__Task requirements__
An exact copy of every record is needed.

:::

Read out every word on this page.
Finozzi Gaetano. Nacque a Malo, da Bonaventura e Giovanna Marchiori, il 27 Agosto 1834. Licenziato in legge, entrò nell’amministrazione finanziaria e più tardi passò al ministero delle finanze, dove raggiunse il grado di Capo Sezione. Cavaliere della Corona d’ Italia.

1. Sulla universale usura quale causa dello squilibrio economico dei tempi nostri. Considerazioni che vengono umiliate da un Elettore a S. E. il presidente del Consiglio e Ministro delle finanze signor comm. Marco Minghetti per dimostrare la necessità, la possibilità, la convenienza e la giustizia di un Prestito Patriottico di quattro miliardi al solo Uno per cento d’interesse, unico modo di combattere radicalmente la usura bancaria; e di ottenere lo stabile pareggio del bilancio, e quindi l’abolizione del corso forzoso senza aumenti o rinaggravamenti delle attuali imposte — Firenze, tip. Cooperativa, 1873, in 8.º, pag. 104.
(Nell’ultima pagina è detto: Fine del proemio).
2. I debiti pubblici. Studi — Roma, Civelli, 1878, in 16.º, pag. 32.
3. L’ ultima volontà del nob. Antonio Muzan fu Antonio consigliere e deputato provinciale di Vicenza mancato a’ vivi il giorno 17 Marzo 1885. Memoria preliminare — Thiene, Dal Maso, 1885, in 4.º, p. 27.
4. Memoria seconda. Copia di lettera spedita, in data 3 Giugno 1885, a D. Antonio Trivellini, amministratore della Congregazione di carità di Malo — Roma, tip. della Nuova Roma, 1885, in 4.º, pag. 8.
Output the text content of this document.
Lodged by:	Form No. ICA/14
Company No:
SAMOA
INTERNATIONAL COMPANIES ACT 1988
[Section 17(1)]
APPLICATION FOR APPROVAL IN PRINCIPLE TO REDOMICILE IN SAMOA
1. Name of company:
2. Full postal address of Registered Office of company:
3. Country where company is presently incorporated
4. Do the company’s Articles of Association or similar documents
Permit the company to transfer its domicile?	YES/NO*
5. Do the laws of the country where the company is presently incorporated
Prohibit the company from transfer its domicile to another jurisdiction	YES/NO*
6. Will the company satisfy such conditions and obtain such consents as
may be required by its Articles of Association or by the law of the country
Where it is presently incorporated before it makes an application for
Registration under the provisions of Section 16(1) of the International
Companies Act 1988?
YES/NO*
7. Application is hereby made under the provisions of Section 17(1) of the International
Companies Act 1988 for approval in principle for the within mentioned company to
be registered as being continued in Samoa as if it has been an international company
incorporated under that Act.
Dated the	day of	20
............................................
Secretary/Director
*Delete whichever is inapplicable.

:::

__Answer below__
Read out every word on this page.
Finozzi Gaetano. Nacque a Malo, da Bonaventura e Giovanna Marchiori, il 27 Agosto 1834. Licenziato in legge, entrò nell’amministrazione finanziaria e più tardi passò al ministero delle finanze, dove raggiunse il grado di Capo Sezione. Cavaliere della Corona d’ Italia.

1. Sulla universale usura quale causa dello squilibrio economico dei tempi nostri. Considerazioni che vengono umiliate da un Elettore a S. E. il presidente del Consiglio e Ministro delle finanze signor comm. Marco Minghetti per dimostrare la necessità, la possibilità, la convenienza e la giustizia di un Prestito Patriottico di quattro miliardi al solo Uno per cento d’interesse, unico modo di combattere radicalmente la usura bancaria; e di ottenere lo stabile pareggio del bilancio, e quindi l’abolizione del corso forzoso senza aumenti o rinaggravamenti delle attuali imposte — Firenze, tip. Cooperativa, 1873, in 8.º, pag. 104.
(Nell’ultima pagina è detto: Fine del proemio).
2. I debiti pubblici. Studi — Roma, Civelli, 1878, in 16.º, pag. 32.
3. L’ ultima volontà del nob. Antonio Muzan fu Antonio consigliere e deputato provinciale di Vicenza mancato a’ vivi il giorno 17 Marzo 1885. Memoria preliminare — Thiene, Dal Maso, 1885, in 4.º, p. 27.
4. Memoria seconda. Copia di lettera spedita, in data 3 Giugno 1885, a D. Antonio Trivellini, amministratore della Congregazione di carità di Malo — Roma, tip. della Nuova Roma, 1885, in 4.º, pag. 8.
Output the text content of this document.
Lodged by:	Form No. ICA/14
Company No:
SAMOA
INTERNATIONAL COMPANIES ACT 1988
[Section 17(1)]
APPLICATION FOR APPROVAL IN PRINCIPLE TO REDOMICILE IN SAMOA
1. Name of company:
2. Full postal address of Registered Office of company:
3. Country where company is presently incorporated
4. Do the company’s Articles of Association or similar documents
Permit the company to transfer its domicile?	YES/NO*
5. Do the laws of the country where the company is presently incorporated
Prohibit the company from transfer its domicile to another jurisdiction	YES/NO*
6. Will the company satisfy such conditions and obtain such consents as
may be required by its Articles of Association or by the law of the country
Where it is presently incorporated before it makes an application for
Registration under the provisions of Section 16(1) of the International
Companies Act 1988?
YES/NO*
7. Application is hereby made under the provisions of Section 17(1) of the International
Companies Act 1988 for approval in principle for the within mentioned company to
be registered as being continued in Samoa as if it has been an international company
incorporated under that Act.
Dated the	day of	20
............................................
Secretary/Director
*Delete whichever is inapplicable.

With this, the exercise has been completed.